* **Task prompt**
From the listing below, extract each entry exactly as written, minus the images.

* **Supplied material**

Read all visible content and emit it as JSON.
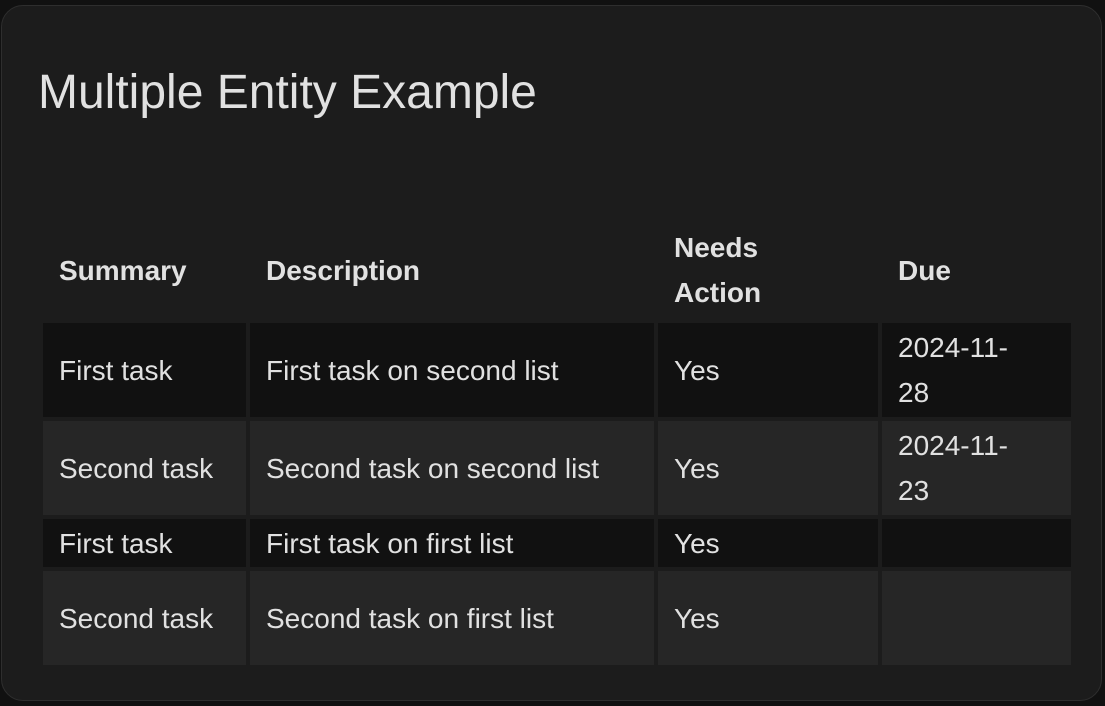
{
  "card": {
    "title": "Multiple Entity Example"
  },
  "table": {
    "headers": [
      "Summary",
      "Description",
      "Needs Action",
      "Due"
    ],
    "rows": [
      {
        "summary": "First task",
        "description": "First task on second list",
        "needs_action": "Yes",
        "due": "2024-11-28"
      },
      {
        "summary": "Second task",
        "description": "Second task on second list",
        "needs_action": "Yes",
        "due": "2024-11-23"
      },
      {
        "summary": "First task",
        "description": "First task on first list",
        "needs_action": "Yes",
        "due": ""
      },
      {
        "summary": "Second task",
        "description": "Second task on first list",
        "needs_action": "Yes",
        "due": ""
      }
    ]
  },
  "colors": {
    "card_background": "#1c1c1c",
    "page_background": "#111111",
    "row_dark": "#111111",
    "row_light": "#262626",
    "text": "#e1e1e1"
  }
}
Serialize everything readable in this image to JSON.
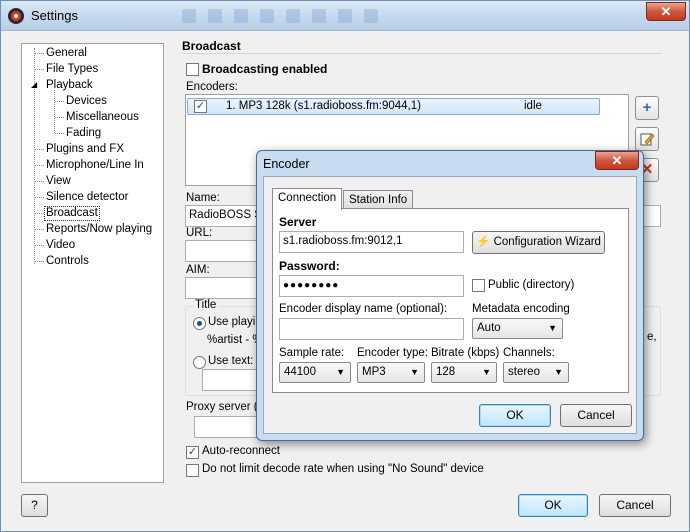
{
  "window": {
    "title": "Settings",
    "close_glyph": "✕"
  },
  "tree": {
    "items": [
      {
        "label": "General",
        "level": 0
      },
      {
        "label": "File Types",
        "level": 0
      },
      {
        "label": "Playback",
        "level": 0
      },
      {
        "label": "Devices",
        "level": 1
      },
      {
        "label": "Miscellaneous",
        "level": 1
      },
      {
        "label": "Fading",
        "level": 1
      },
      {
        "label": "Plugins and FX",
        "level": 0
      },
      {
        "label": "Microphone/Line In",
        "level": 0
      },
      {
        "label": "View",
        "level": 0
      },
      {
        "label": "Silence detector",
        "level": 0
      },
      {
        "label": "Broadcast",
        "level": 0,
        "selected": true
      },
      {
        "label": "Reports/Now playing",
        "level": 0
      },
      {
        "label": "Video",
        "level": 0
      },
      {
        "label": "Controls",
        "level": 0
      }
    ],
    "expand_glyph": "◢"
  },
  "broadcast": {
    "title": "Broadcast",
    "enabled_label": "Broadcasting enabled",
    "encoders_label": "Encoders:",
    "encoder_row": {
      "name": "1. MP3 128k (s1.radioboss.fm:9044,1)",
      "status": "idle",
      "checked": true
    },
    "name_label": "Name:",
    "name_value": "RadioBOSS St",
    "url_label": "URL:",
    "aim_label": "AIM:",
    "title_group": "Title",
    "use_playing_label": "Use playin",
    "title_template": "%artist - %",
    "use_text_label": "Use text:",
    "proxy_label": "Proxy server (",
    "auto_reconnect_label": "Auto-reconnect",
    "no_limit_label": "Do not limit decode rate when using \"No Sound\" device",
    "right_cut_text": "e,"
  },
  "footer": {
    "help_label": "?",
    "ok_label": "OK",
    "cancel_label": "Cancel"
  },
  "encoder_dialog": {
    "title": "Encoder",
    "close_glyph": "✕",
    "tabs": [
      "Connection",
      "Station Info"
    ],
    "server_label": "Server",
    "server_value": "s1.radioboss.fm:9012,1",
    "wizard_label": "Configuration Wizard",
    "password_label": "Password:",
    "password_value": "●●●●●●●●",
    "public_label": "Public (directory)",
    "display_name_label": "Encoder display name (optional):",
    "display_name_value": "",
    "metadata_label": "Metadata encoding",
    "metadata_value": "Auto",
    "sample_rate_label": "Sample rate:",
    "sample_rate_value": "44100",
    "encoder_type_label": "Encoder type:",
    "encoder_type_value": "MP3",
    "bitrate_label": "Bitrate (kbps)",
    "bitrate_value": "128",
    "channels_label": "Channels:",
    "channels_value": "stereo",
    "ok_label": "OK",
    "cancel_label": "Cancel"
  },
  "colors": {
    "accent": "#3c7fb1",
    "selection": "#d3e6f8",
    "title_bar": "#c6d9ee",
    "close_red": "#c23a1e"
  }
}
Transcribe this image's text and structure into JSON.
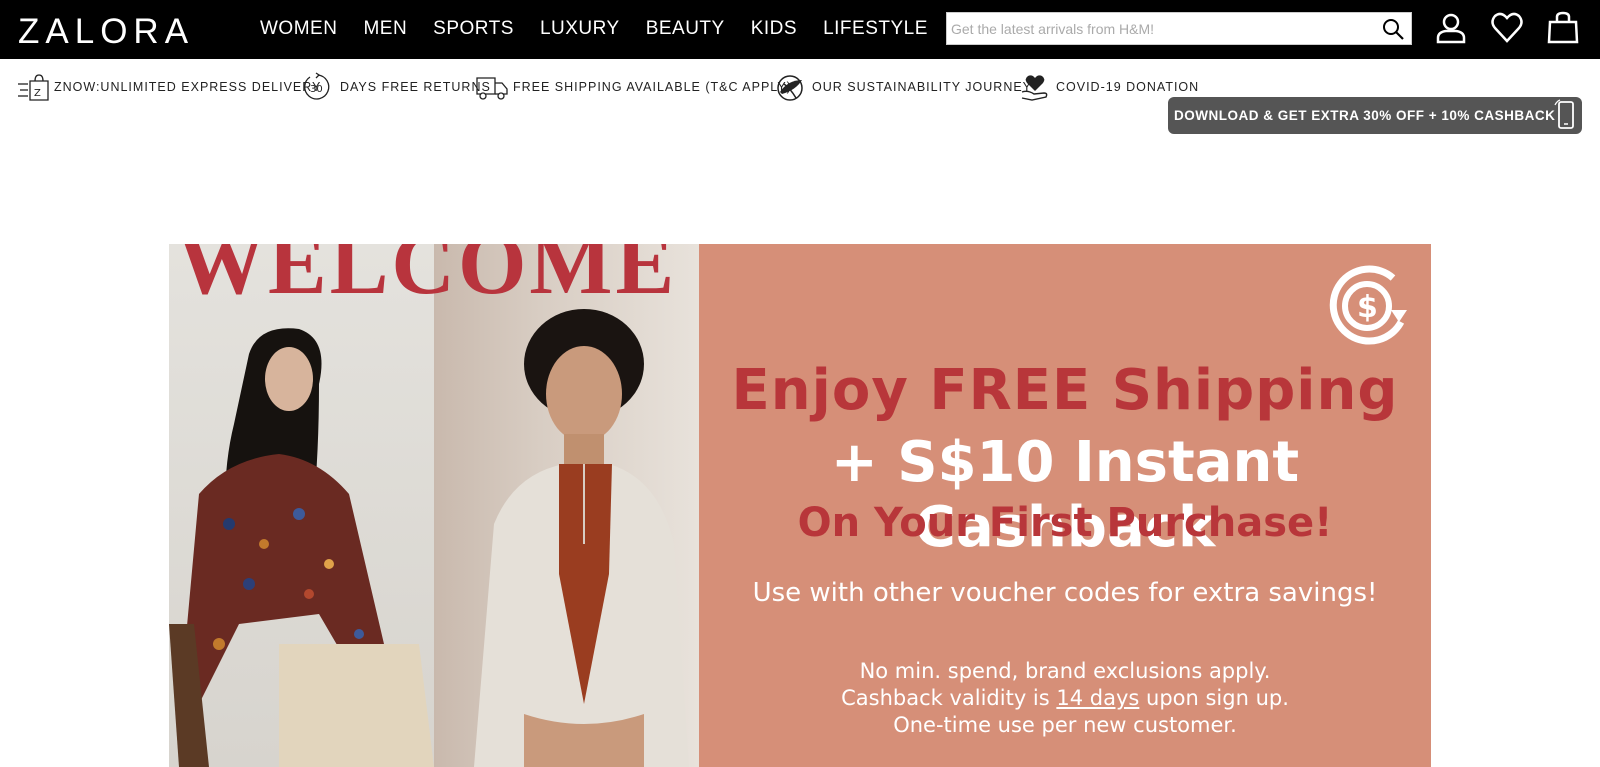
{
  "header": {
    "logo": "ZALORA",
    "nav": [
      "WOMEN",
      "MEN",
      "SPORTS",
      "LUXURY",
      "BEAUTY",
      "KIDS",
      "LIFESTYLE"
    ],
    "search_placeholder": "Get the latest arrivals from H&M!"
  },
  "usp": [
    {
      "icon": "express-bag-icon",
      "label": "ZNOW:UNLIMITED EXPRESS DELIVERY"
    },
    {
      "icon": "thirty-days-icon",
      "label": "DAYS FREE RETURNS"
    },
    {
      "icon": "delivery-truck-icon",
      "label": "FREE SHIPPING AVAILABLE (T&C APPLY)"
    },
    {
      "icon": "globe-leaf-icon",
      "label": "OUR SUSTAINABILITY JOURNEY"
    },
    {
      "icon": "heart-hand-icon",
      "label": "COVID-19 DONATION"
    }
  ],
  "app_banner": "DOWNLOAD & GET EXTRA 30% OFF + 10% CASHBACK",
  "hero": {
    "welcome": "WELCOME",
    "line1": "Enjoy FREE Shipping",
    "line2": "+ S$10  Instant Cashback",
    "line3": "On Your First Purchase!",
    "line4": "Use with other voucher codes for extra savings!",
    "fine1": "No min. spend, brand exclusions apply.",
    "fine2_pre": "Cashback validity is ",
    "fine2_link": "14 days",
    "fine2_post": " upon sign up.",
    "fine3": "One-time use per new customer."
  },
  "colors": {
    "accent_red": "#b8363a",
    "promo_bg": "#d68f78",
    "header_bg": "#000000"
  }
}
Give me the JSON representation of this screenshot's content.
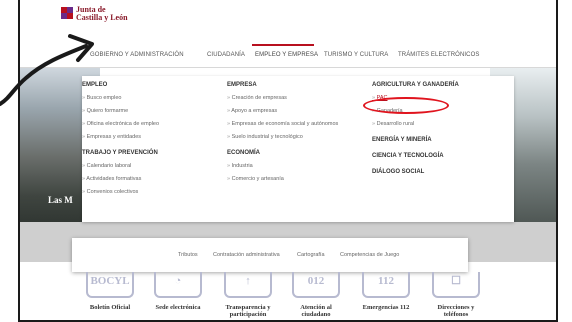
{
  "logo": {
    "line1": "Junta de",
    "line2": "Castilla y León"
  },
  "nav": [
    {
      "label": "GOBIERNO Y ADMINISTRACIÓN"
    },
    {
      "label": "CIUDADANÍA"
    },
    {
      "label": "EMPLEO Y EMPRESA"
    },
    {
      "label": "TURISMO Y CULTURA"
    },
    {
      "label": "TRÁMITES ELECTRÓNICOS"
    }
  ],
  "photo_caption": "Las M",
  "menu": {
    "col1": {
      "heading": "EMPLEO",
      "links": [
        "Busco empleo",
        "Quiero formarme",
        "Oficina electrónica de empleo",
        "Empresas y entidades"
      ],
      "heading2": "TRABAJO Y PREVENCIÓN",
      "links2": [
        "Calendario laboral",
        "Actividades formativas",
        "Convenios colectivos"
      ]
    },
    "col2": {
      "heading": "EMPRESA",
      "links": [
        "Creación de empresas",
        "Apoyo a empresas",
        "Empresas de economía social y autónomos",
        "Suelo industrial y tecnológico"
      ],
      "heading2": "ECONOMÍA",
      "links2": [
        "Industria",
        "Comercio y artesanía"
      ]
    },
    "col3": {
      "heading": "AGRICULTURA Y GANADERÍA",
      "links": [
        "PAC",
        "Ganadería",
        "Desarrollo rural"
      ],
      "heading2": "ENERGÍA Y MINERÍA",
      "heading3": "CIENCIA Y TECNOLOGÍA",
      "heading4": "DIÁLOGO SOCIAL"
    }
  },
  "tools": [
    "Tributos",
    "Contratación administrativa",
    "Cartografía",
    "Competencias de Juego"
  ],
  "tiles": [
    {
      "icon_text": "BOCYL",
      "label": "Boletín Oficial"
    },
    {
      "icon_text": "",
      "label": "Sede electrónica"
    },
    {
      "icon_text": "",
      "label": "Transparencia y participación"
    },
    {
      "icon_text": "012",
      "label": "Atención al ciudadano"
    },
    {
      "icon_text": "112",
      "label": "Emergencias 112"
    },
    {
      "icon_text": "",
      "label": "Direcciones y teléfonos"
    }
  ],
  "colors": {
    "accent": "#b8101f",
    "annotation": "#e0141e"
  }
}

* **Written answer**
Read all visible content and emit it as JSON.
{
  "card": {
    "title": "Multiple Entity Example"
  },
  "table": {
    "headers": [
      "Summary",
      "Description",
      "Needs Action",
      "Due"
    ],
    "rows": [
      {
        "summary": "First task",
        "description": "First task on second list",
        "needs_action": "Yes",
        "due": "2024-11-28"
      },
      {
        "summary": "Second task",
        "description": "Second task on second list",
        "needs_action": "Yes",
        "due": "2024-11-23"
      },
      {
        "summary": "First task",
        "description": "First task on first list",
        "needs_action": "Yes",
        "due": ""
      },
      {
        "summary": "Second task",
        "description": "Second task on first list",
        "needs_action": "Yes",
        "due": ""
      }
    ]
  },
  "colors": {
    "card_background": "#1c1c1c",
    "page_background": "#111111",
    "row_dark": "#111111",
    "row_light": "#262626",
    "text": "#e1e1e1"
  }
}
Serialize everything readable in this image to JSON.
{
  "window": {
    "title": "Settings",
    "close_glyph": "✕"
  },
  "tree": {
    "items": [
      {
        "label": "General",
        "level": 0
      },
      {
        "label": "File Types",
        "level": 0
      },
      {
        "label": "Playback",
        "level": 0
      },
      {
        "label": "Devices",
        "level": 1
      },
      {
        "label": "Miscellaneous",
        "level": 1
      },
      {
        "label": "Fading",
        "level": 1
      },
      {
        "label": "Plugins and FX",
        "level": 0
      },
      {
        "label": "Microphone/Line In",
        "level": 0
      },
      {
        "label": "View",
        "level": 0
      },
      {
        "label": "Silence detector",
        "level": 0
      },
      {
        "label": "Broadcast",
        "level": 0,
        "selected": true
      },
      {
        "label": "Reports/Now playing",
        "level": 0
      },
      {
        "label": "Video",
        "level": 0
      },
      {
        "label": "Controls",
        "level": 0
      }
    ],
    "expand_glyph": "◢"
  },
  "broadcast": {
    "title": "Broadcast",
    "enabled_label": "Broadcasting enabled",
    "encoders_label": "Encoders:",
    "encoder_row": {
      "name": "1. MP3 128k (s1.radioboss.fm:9044,1)",
      "status": "idle",
      "checked": true
    },
    "name_label": "Name:",
    "name_value": "RadioBOSS St",
    "url_label": "URL:",
    "aim_label": "AIM:",
    "title_group": "Title",
    "use_playing_label": "Use playin",
    "title_template": "%artist - %",
    "use_text_label": "Use text:",
    "proxy_label": "Proxy server (",
    "auto_reconnect_label": "Auto-reconnect",
    "no_limit_label": "Do not limit decode rate when using \"No Sound\" device",
    "right_cut_text": "e,"
  },
  "footer": {
    "help_label": "?",
    "ok_label": "OK",
    "cancel_label": "Cancel"
  },
  "encoder_dialog": {
    "title": "Encoder",
    "close_glyph": "✕",
    "tabs": [
      "Connection",
      "Station Info"
    ],
    "server_label": "Server",
    "server_value": "s1.radioboss.fm:9012,1",
    "wizard_label": "Configuration Wizard",
    "password_label": "Password:",
    "password_value": "●●●●●●●●",
    "public_label": "Public (directory)",
    "display_name_label": "Encoder display name (optional):",
    "display_name_value": "",
    "metadata_label": "Metadata encoding",
    "metadata_value": "Auto",
    "sample_rate_label": "Sample rate:",
    "sample_rate_value": "44100",
    "encoder_type_label": "Encoder type:",
    "encoder_type_value": "MP3",
    "bitrate_label": "Bitrate (kbps)",
    "bitrate_value": "128",
    "channels_label": "Channels:",
    "channels_value": "stereo",
    "ok_label": "OK",
    "cancel_label": "Cancel"
  },
  "colors": {
    "accent": "#3c7fb1",
    "selection": "#d3e6f8",
    "title_bar": "#c6d9ee",
    "close_red": "#c23a1e"
  }
}
Transcribe this image's text and structure into JSON.
{
  "header": {
    "logo": "ZALORA",
    "nav": [
      "WOMEN",
      "MEN",
      "SPORTS",
      "LUXURY",
      "BEAUTY",
      "KIDS",
      "LIFESTYLE"
    ],
    "search_placeholder": "Get the latest arrivals from H&M!"
  },
  "usp": [
    {
      "icon": "express-bag-icon",
      "label": "ZNOW:UNLIMITED EXPRESS DELIVERY"
    },
    {
      "icon": "thirty-days-icon",
      "label": "DAYS FREE RETURNS"
    },
    {
      "icon": "delivery-truck-icon",
      "label": "FREE SHIPPING AVAILABLE (T&C APPLY)"
    },
    {
      "icon": "globe-leaf-icon",
      "label": "OUR SUSTAINABILITY JOURNEY"
    },
    {
      "icon": "heart-hand-icon",
      "label": "COVID-19 DONATION"
    }
  ],
  "app_banner": "DOWNLOAD & GET EXTRA 30% OFF + 10% CASHBACK",
  "hero": {
    "welcome": "WELCOME",
    "line1": "Enjoy FREE Shipping",
    "line2": "+ S$10  Instant Cashback",
    "line3": "On Your First Purchase!",
    "line4": "Use with other voucher codes for extra savings!",
    "fine1": "No min. spend, brand exclusions apply.",
    "fine2_pre": "Cashback validity is ",
    "fine2_link": "14 days",
    "fine2_post": " upon sign up.",
    "fine3": "One-time use per new customer."
  },
  "colors": {
    "accent_red": "#b8363a",
    "promo_bg": "#d68f78",
    "header_bg": "#000000"
  }
}
Give me the JSON representation of this screenshot's content.
{
  "logo": {
    "line1": "Junta de",
    "line2": "Castilla y León"
  },
  "nav": [
    {
      "label": "GOBIERNO Y ADMINISTRACIÓN"
    },
    {
      "label": "CIUDADANÍA"
    },
    {
      "label": "EMPLEO Y EMPRESA"
    },
    {
      "label": "TURISMO Y CULTURA"
    },
    {
      "label": "TRÁMITES ELECTRÓNICOS"
    }
  ],
  "photo_caption": "Las M",
  "menu": {
    "col1": {
      "heading": "EMPLEO",
      "links": [
        "Busco empleo",
        "Quiero formarme",
        "Oficina electrónica de empleo",
        "Empresas y entidades"
      ],
      "heading2": "TRABAJO Y PREVENCIÓN",
      "links2": [
        "Calendario laboral",
        "Actividades formativas",
        "Convenios colectivos"
      ]
    },
    "col2": {
      "heading": "EMPRESA",
      "links": [
        "Creación de empresas",
        "Apoyo a empresas",
        "Empresas de economía social y autónomos",
        "Suelo industrial y tecnológico"
      ],
      "heading2": "ECONOMÍA",
      "links2": [
        "Industria",
        "Comercio y artesanía"
      ]
    },
    "col3": {
      "heading": "AGRICULTURA Y GANADERÍA",
      "links": [
        "PAC",
        "Ganadería",
        "Desarrollo rural"
      ],
      "heading2": "ENERGÍA Y MINERÍA",
      "heading3": "CIENCIA Y TECNOLOGÍA",
      "heading4": "DIÁLOGO SOCIAL"
    }
  },
  "tools": [
    "Tributos",
    "Contratación administrativa",
    "Cartografía",
    "Competencias de Juego"
  ],
  "tiles": [
    {
      "icon_text": "BOCYL",
      "label": "Boletín Oficial"
    },
    {
      "icon_text": "",
      "label": "Sede electrónica"
    },
    {
      "icon_text": "",
      "label": "Transparencia y participación"
    },
    {
      "icon_text": "012",
      "label": "Atención al ciudadano"
    },
    {
      "icon_text": "112",
      "label": "Emergencias 112"
    },
    {
      "icon_text": "",
      "label": "Direcciones y teléfonos"
    }
  ],
  "colors": {
    "accent": "#b8101f",
    "annotation": "#e0141e"
  }
}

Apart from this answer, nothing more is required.